------ ENTRIES SUPPLIED ------

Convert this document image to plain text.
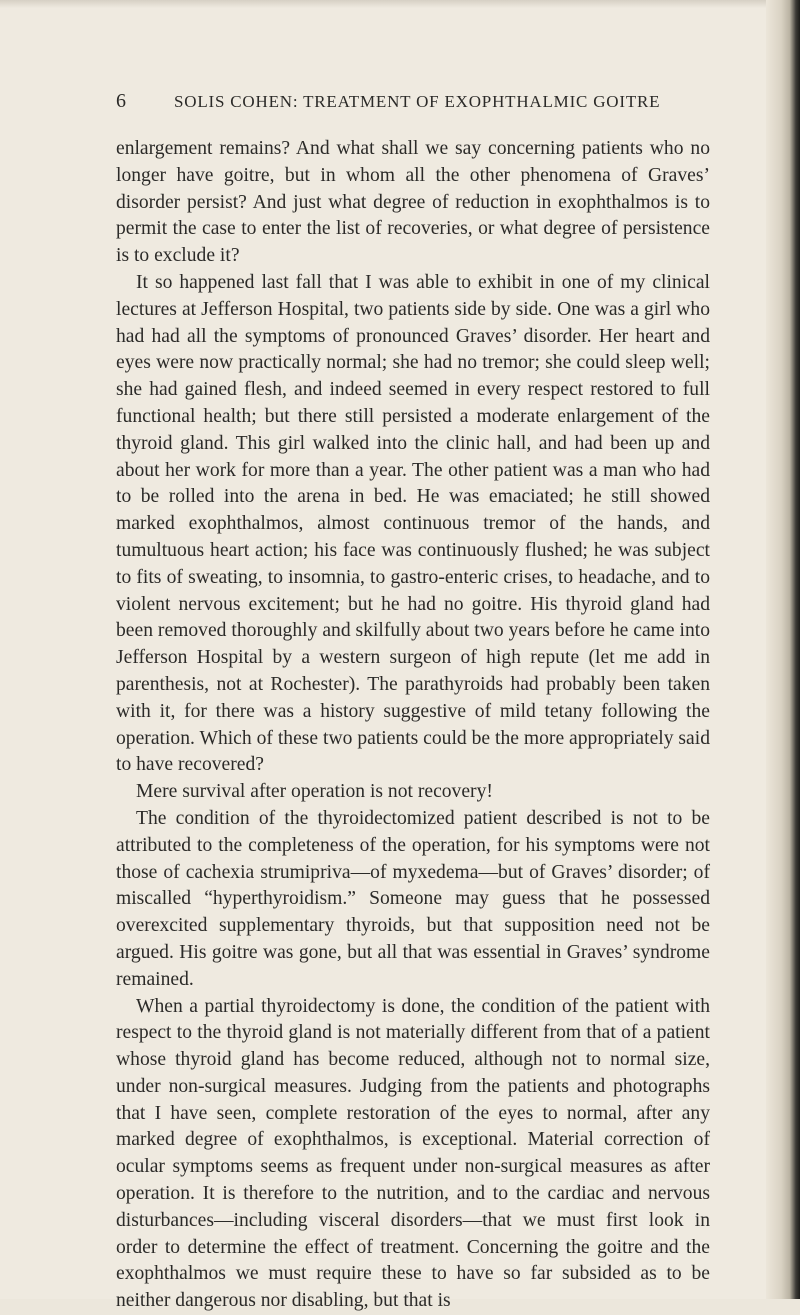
6	SOLIS COHEN: TREATMENT OF EXOPHTHALMIC GOITRE

enlargement remains? And what shall we say concerning patients who no longer have goitre, but in whom all the other phenomena of Graves’ disorder persist? And just what degree of reduction in exophthalmos is to permit the case to enter the list of recoveries, or what degree of persistence is to exclude it?

It so happened last fall that I was able to exhibit in one of my clinical lectures at Jefferson Hospital, two patients side by side. One was a girl who had had all the symptoms of pronounced Graves’ disorder. Her heart and eyes were now practically normal; she had no tremor; she could sleep well; she had gained flesh, and indeed seemed in every respect restored to full functional health; but there still persisted a moderate enlargement of the thyroid gland. This girl walked into the clinic hall, and had been up and about her work for more than a year. The other patient was a man who had to be rolled into the arena in bed. He was emaciated; he still showed marked exophthalmos, almost continuous tremor of the hands, and tumultuous heart action; his face was continuously flushed; he was subject to fits of sweating, to insomnia, to gastro-enteric crises, to headache, and to violent nervous excitement; but he had no goitre. His thyroid gland had been removed thoroughly and skilfully about two years before he came into Jefferson Hospital by a western surgeon of high repute (let me add in parenthesis, not at Rochester). The parathyroids had probably been taken with it, for there was a history suggestive of mild tetany following the operation. Which of these two patients could be the more appropriately said to have recovered?

Mere survival after operation is not recovery!

The condition of the thyroidectomized patient described is not to be attributed to the completeness of the operation, for his symptoms were not those of cachexia strumipriva—of myxedema—but of Graves’ disorder; of miscalled “hyperthyroidism.” Someone may guess that he possessed overexcited supplementary thyroids, but that supposition need not be argued. His goitre was gone, but all that was essential in Graves’ syndrome remained.

When a partial thyroidectomy is done, the condition of the patient with respect to the thyroid gland is not materially different from that of a patient whose thyroid gland has become reduced, although not to normal size, under non-surgical measures. Judging from the patients and photographs that I have seen, complete restoration of the eyes to normal, after any marked degree of exophthalmos, is exceptional. Material correction of ocular symptoms seems as frequent under non-surgical measures as after operation. It is therefore to the nutrition, and to the cardiac and nervous disturbances—including visceral disorders—that we must first look in order to determine the effect of treatment. Concerning the goitre and the exophthalmos we must require these to have so far subsided as to be neither dangerous nor disabling, but that is
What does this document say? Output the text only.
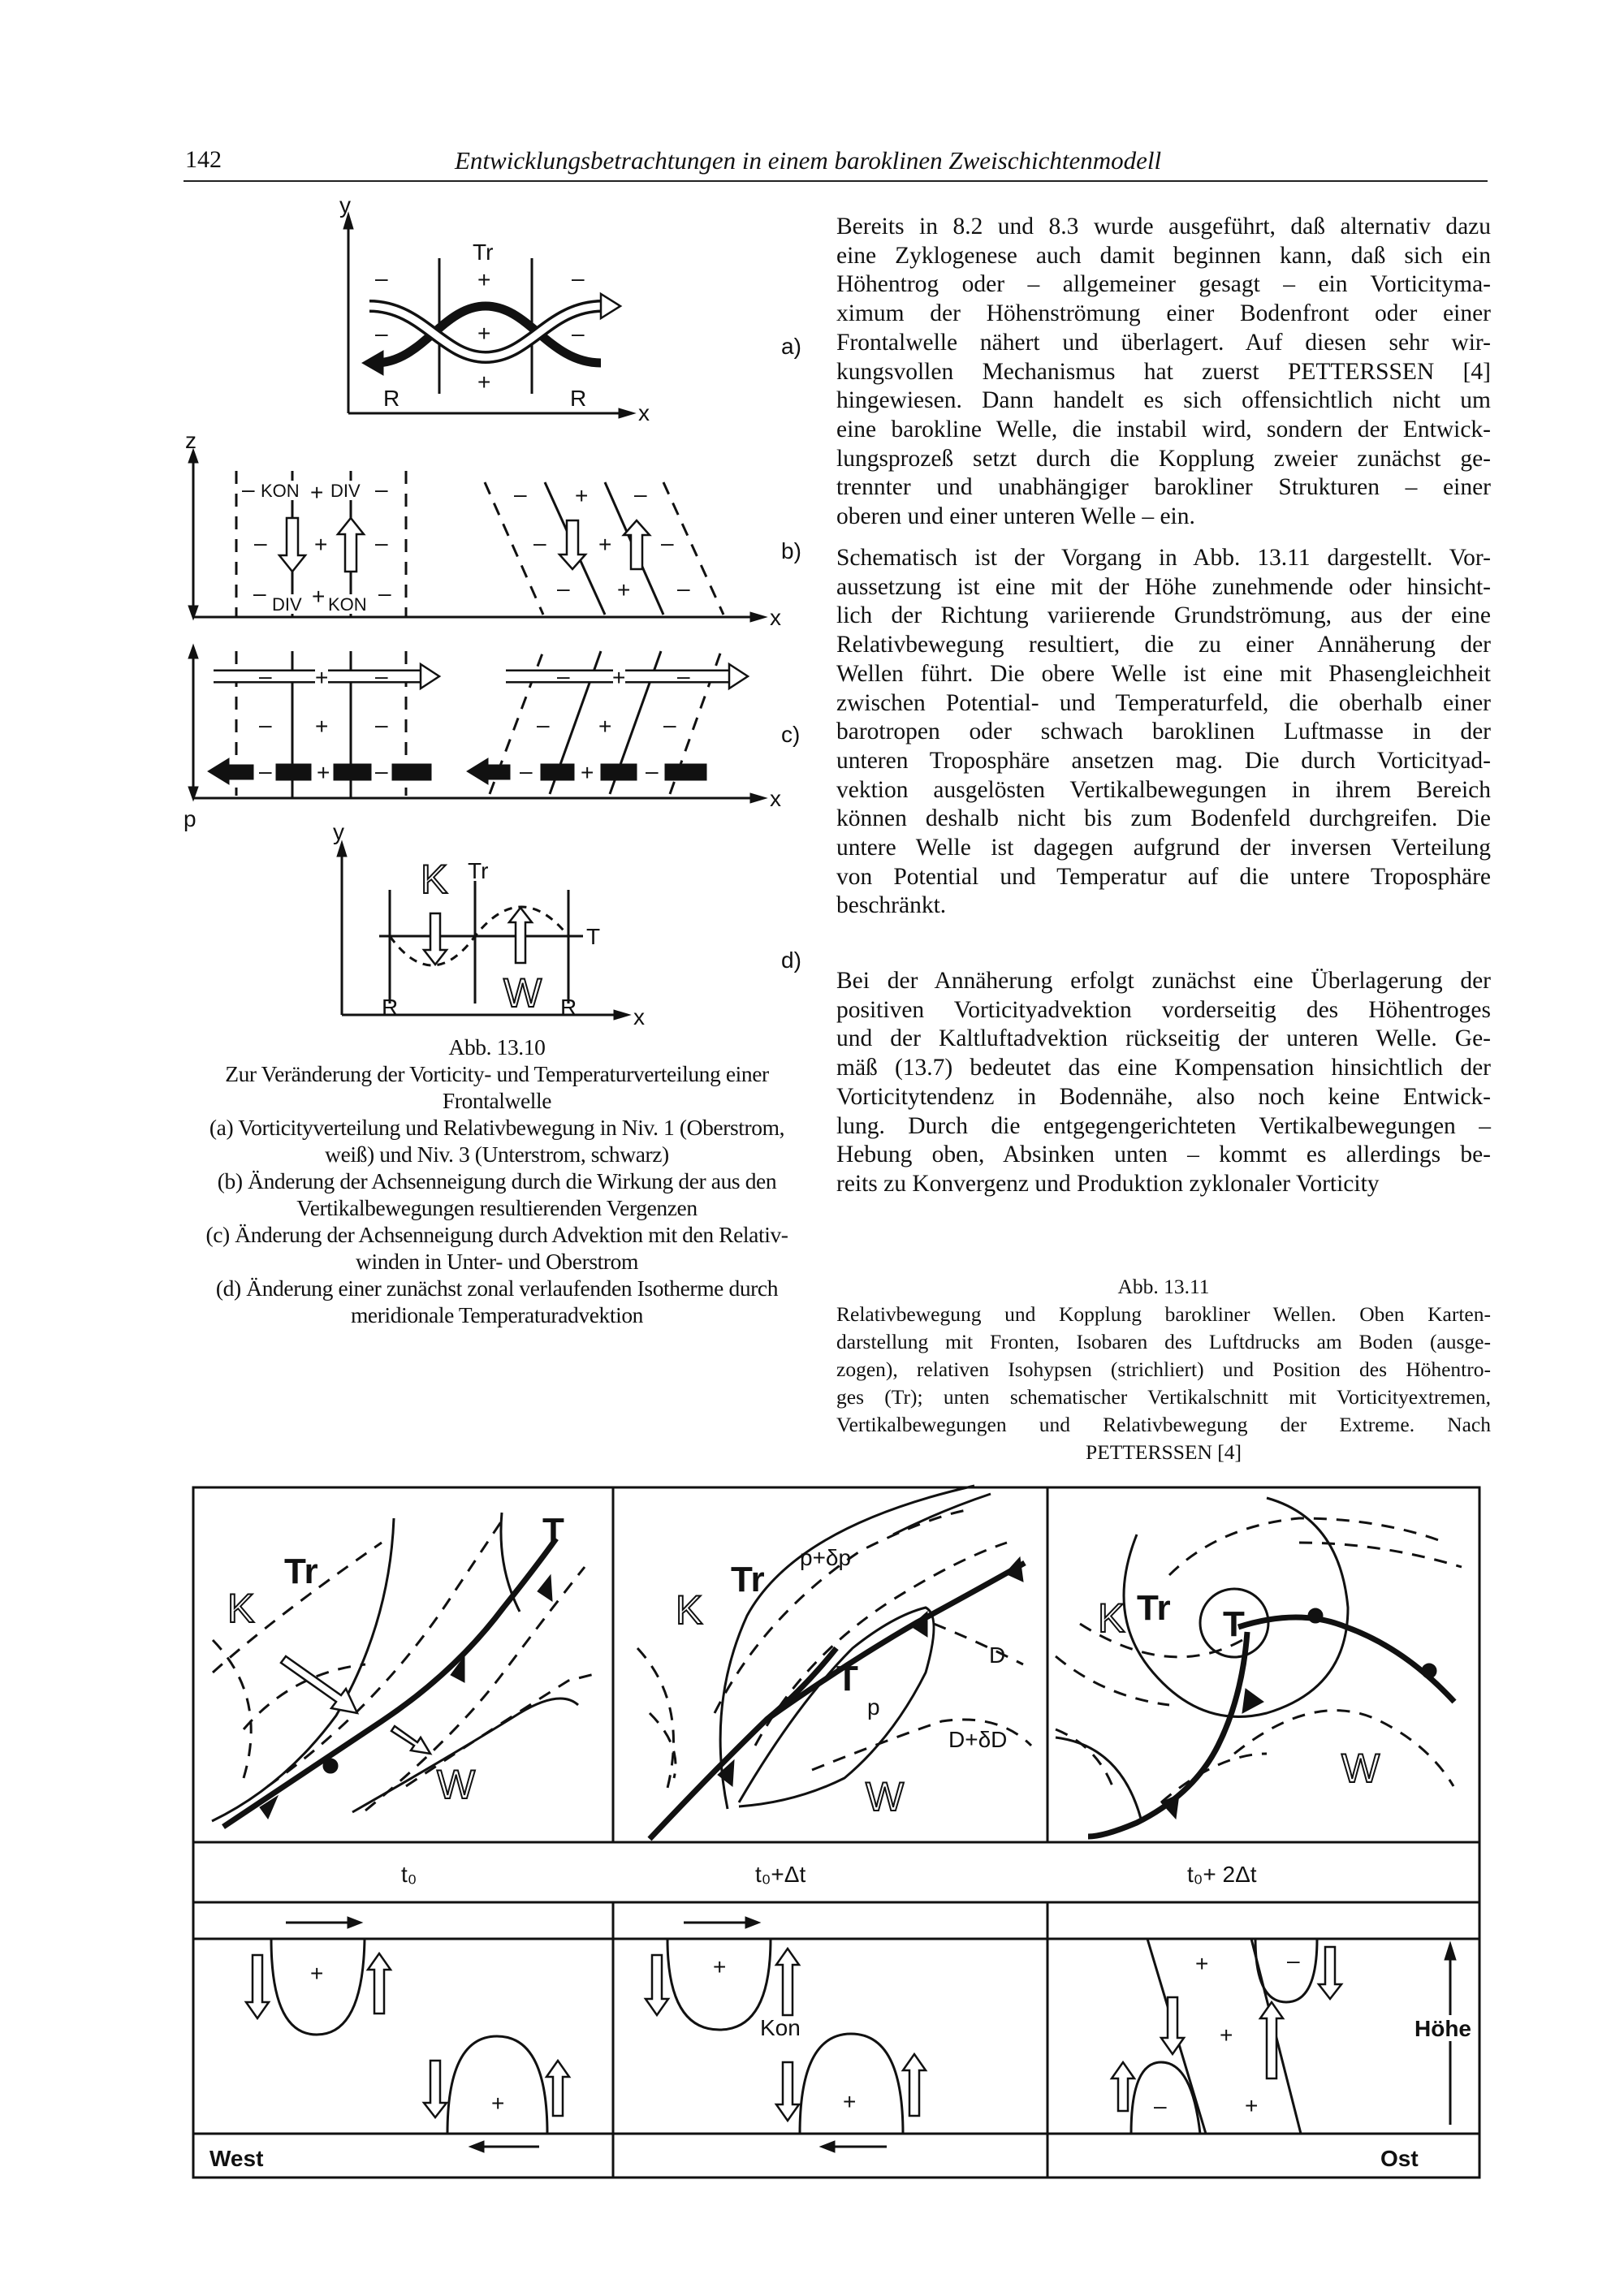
142	Entwicklungsbetrachtungen in einem baroklinen Zweischichtenmodell
Bereits in 8.2 und 8.3 wurde ausgeführt, daß alternativ dazu
eine Zyklogenese auch damit beginnen kann, daß sich ein
Höhentrog oder – allgemeiner gesagt – ein Vorticityma-
ximum der Höhenströmung einer Bodenfront oder einer
Frontalwelle nähert und überlagert. Auf diesen sehr wir-
kungsvollen Mechanismus hat zuerst PETTERSSEN [4]
hingewiesen. Dann handelt es sich offensichtlich nicht um
eine barokline Welle, die instabil wird, sondern der Entwick-
lungsprozeß setzt durch die Kopplung zweier zunächst ge-
trennter und unabhängiger barokliner Strukturen – einer
oberen und einer unteren Welle – ein.
Schematisch ist der Vorgang in Abb. 13.11 dargestellt. Vor-
aussetzung ist eine mit der Höhe zunehmende oder hinsicht-
lich der Richtung variierende Grundströmung, aus der eine
Relativbewegung resultiert, die zu einer Annäherung der
Wellen führt. Die obere Welle ist eine mit Phasengleichheit
zwischen Potential- und Temperaturfeld, die oberhalb einer
barotropen oder schwach baroklinen Luftmasse in der
unteren Troposphäre ansetzen mag. Die durch Vorticityad-
vektion ausgelösten Vertikalbewegungen in ihrem Bereich
können deshalb nicht bis zum Bodenfeld durchgreifen. Die
untere Welle ist dagegen aufgrund der inversen Verteilung
von Potential und Temperatur auf die untere Troposphäre
beschränkt.
Bei der Annäherung erfolgt zunächst eine Überlagerung der
positiven Vorticityadvektion vorderseitig des Höhentroges
und der Kaltluftadvektion rückseitig der unteren Welle. Ge-
mäß (13.7) bedeutet das eine Kompensation hinsichtlich der
Vorticitytendenz in Bodennähe, also noch keine Entwick-
lung. Durch die entgegengerichteten Vertikalbewegungen –
Hebung oben, Absinken unten – kommt es allerdings be-
reits zu Konvergenz und Produktion zyklonaler Vorticity
Abb. 13.10
Zur Veränderung der Vorticity- und Temperaturverteilung einer
Frontalwelle
(a) Vorticityverteilung und Relativbewegung in Niv. 1 (Oberstrom,
weiß) und Niv. 3 (Unterstrom, schwarz)
(b) Änderung der Achsenneigung durch die Wirkung der aus den
Vertikalbewegungen resultierenden Vergenzen
(c) Änderung der Achsenneigung durch Advektion mit den Relativ-
winden in Unter- und Oberstrom
(d) Änderung einer zunächst zonal verlaufenden Isotherme durch
meridionale Temperaturadvektion
Abb. 13.11
Relativbewegung und Kopplung barokliner Wellen. Oben Karten-
darstellung mit Fronten, Isobaren des Luftdrucks am Boden (ausge-
zogen), relativen Isohypsen (strichliert) und Position des Höhentro-
ges (Tr); unten schematischer Vertikalschnitt mit Vorticityextremen,
Vertikalbewegungen und Relativbewegung der Extreme. Nach
PETTERSSEN [4]
y
x
Tr
+
–	–
–	+	–
+
R	R
a)
z
x
KON DIV
DIV KON
– + –
– + –
– + –
– + –
– + –
– + –
b)
x
p
– + –
– + –
– + –
– + –
– + –
– + –
c)
y
x
K Tr
T
W
R	R
d)
K
Tr
T
W
K
Tr
p+δp
T
p
D
D+δD
W
K Tr T
W
t₀	t₀+Δt	t₀+ 2Δt
+
+
West
+
+
Kon
+	–
+
+
–
Höhe
Ost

------

* THE TASK: Copy the data character for character, but drop all pictures from the copy.

* RESPONSE TO THE EXERCISE:
Convert this document image to plain text.
6	SOLIS COHEN: TREATMENT OF EXOPHTHALMIC GOITRE

enlargement remains? And what shall we say concerning patients who no longer have goitre, but in whom all the other phenomena of Graves’ disorder persist? And just what degree of reduction in exophthalmos is to permit the case to enter the list of recoveries, or what degree of persistence is to exclude it?

It so happened last fall that I was able to exhibit in one of my clinical lectures at Jefferson Hospital, two patients side by side. One was a girl who had had all the symptoms of pronounced Graves’ disorder. Her heart and eyes were now practically normal; she had no tremor; she could sleep well; she had gained flesh, and indeed seemed in every respect restored to full functional health; but there still persisted a moderate enlargement of the thyroid gland. This girl walked into the clinic hall, and had been up and about her work for more than a year. The other patient was a man who had to be rolled into the arena in bed. He was emaciated; he still showed marked exophthalmos, almost continuous tremor of the hands, and tumultuous heart action; his face was continuously flushed; he was subject to fits of sweating, to insomnia, to gastro-enteric crises, to headache, and to violent nervous excitement; but he had no goitre. His thyroid gland had been removed thoroughly and skilfully about two years before he came into Jefferson Hospital by a western surgeon of high repute (let me add in parenthesis, not at Rochester). The parathyroids had probably been taken with it, for there was a history suggestive of mild tetany following the operation. Which of these two patients could be the more appropriately said to have recovered?

Mere survival after operation is not recovery!

The condition of the thyroidectomized patient described is not to be attributed to the completeness of the operation, for his symptoms were not those of cachexia strumipriva—of myxedema—but of Graves’ disorder; of miscalled “hyperthyroidism.” Someone may guess that he possessed overexcited supplementary thyroids, but that supposition need not be argued. His goitre was gone, but all that was essential in Graves’ syndrome remained.

When a partial thyroidectomy is done, the condition of the patient with respect to the thyroid gland is not materially different from that of a patient whose thyroid gland has become reduced, although not to normal size, under non-surgical measures. Judging from the patients and photographs that I have seen, complete restoration of the eyes to normal, after any marked degree of exophthalmos, is exceptional. Material correction of ocular symptoms seems as frequent under non-surgical measures as after operation. It is therefore to the nutrition, and to the cardiac and nervous disturbances—including visceral disorders—that we must first look in order to determine the effect of treatment. Concerning the goitre and the exophthalmos we must require these to have so far subsided as to be neither dangerous nor disabling, but that is
What does this document say? Output the text only.
142	Entwicklungsbetrachtungen in einem baroklinen Zweischichtenmodell
Bereits in 8.2 und 8.3 wurde ausgeführt, daß alternativ dazu
eine Zyklogenese auch damit beginnen kann, daß sich ein
Höhentrog oder – allgemeiner gesagt – ein Vorticityma-
ximum der Höhenströmung einer Bodenfront oder einer
Frontalwelle nähert und überlagert. Auf diesen sehr wir-
kungsvollen Mechanismus hat zuerst PETTERSSEN [4]
hingewiesen. Dann handelt es sich offensichtlich nicht um
eine barokline Welle, die instabil wird, sondern der Entwick-
lungsprozeß setzt durch die Kopplung zweier zunächst ge-
trennter und unabhängiger barokliner Strukturen – einer
oberen und einer unteren Welle – ein.
Schematisch ist der Vorgang in Abb. 13.11 dargestellt. Vor-
aussetzung ist eine mit der Höhe zunehmende oder hinsicht-
lich der Richtung variierende Grundströmung, aus der eine
Relativbewegung resultiert, die zu einer Annäherung der
Wellen führt. Die obere Welle ist eine mit Phasengleichheit
zwischen Potential- und Temperaturfeld, die oberhalb einer
barotropen oder schwach baroklinen Luftmasse in der
unteren Troposphäre ansetzen mag. Die durch Vorticityad-
vektion ausgelösten Vertikalbewegungen in ihrem Bereich
können deshalb nicht bis zum Bodenfeld durchgreifen. Die
untere Welle ist dagegen aufgrund der inversen Verteilung
von Potential und Temperatur auf die untere Troposphäre
beschränkt.
Bei der Annäherung erfolgt zunächst eine Überlagerung der
positiven Vorticityadvektion vorderseitig des Höhentroges
und der Kaltluftadvektion rückseitig der unteren Welle. Ge-
mäß (13.7) bedeutet das eine Kompensation hinsichtlich der
Vorticitytendenz in Bodennähe, also noch keine Entwick-
lung. Durch die entgegengerichteten Vertikalbewegungen –
Hebung oben, Absinken unten – kommt es allerdings be-
reits zu Konvergenz und Produktion zyklonaler Vorticity
Abb. 13.10
Zur Veränderung der Vorticity- und Temperaturverteilung einer
Frontalwelle
(a) Vorticityverteilung und Relativbewegung in Niv. 1 (Oberstrom,
weiß) und Niv. 3 (Unterstrom, schwarz)
(b) Änderung der Achsenneigung durch die Wirkung der aus den
Vertikalbewegungen resultierenden Vergenzen
(c) Änderung der Achsenneigung durch Advektion mit den Relativ-
winden in Unter- und Oberstrom
(d) Änderung einer zunächst zonal verlaufenden Isotherme durch
meridionale Temperaturadvektion
Abb. 13.11
Relativbewegung und Kopplung barokliner Wellen. Oben Karten-
darstellung mit Fronten, Isobaren des Luftdrucks am Boden (ausge-
zogen), relativen Isohypsen (strichliert) und Position des Höhentro-
ges (Tr); unten schematischer Vertikalschnitt mit Vorticityextremen,
Vertikalbewegungen und Relativbewegung der Extreme. Nach
PETTERSSEN [4]
y
x
Tr
+
–	–
–	+	–
+
R	R
a)
z
x
KON DIV
DIV KON
– + –
– + –
– + –
– + –
– + –
– + –
b)
x
p
– + –
– + –
– + –
– + –
– + –
– + –
c)
y
x
K Tr
T
W
R	R
d)
K
Tr
T
W
K
Tr
p+δp
T
p
D
D+δD
W
K Tr T
W
t₀	t₀+Δt	t₀+ 2Δt
+
+
West
+
+
Kon
+	–
+
+
–
Höhe
Ost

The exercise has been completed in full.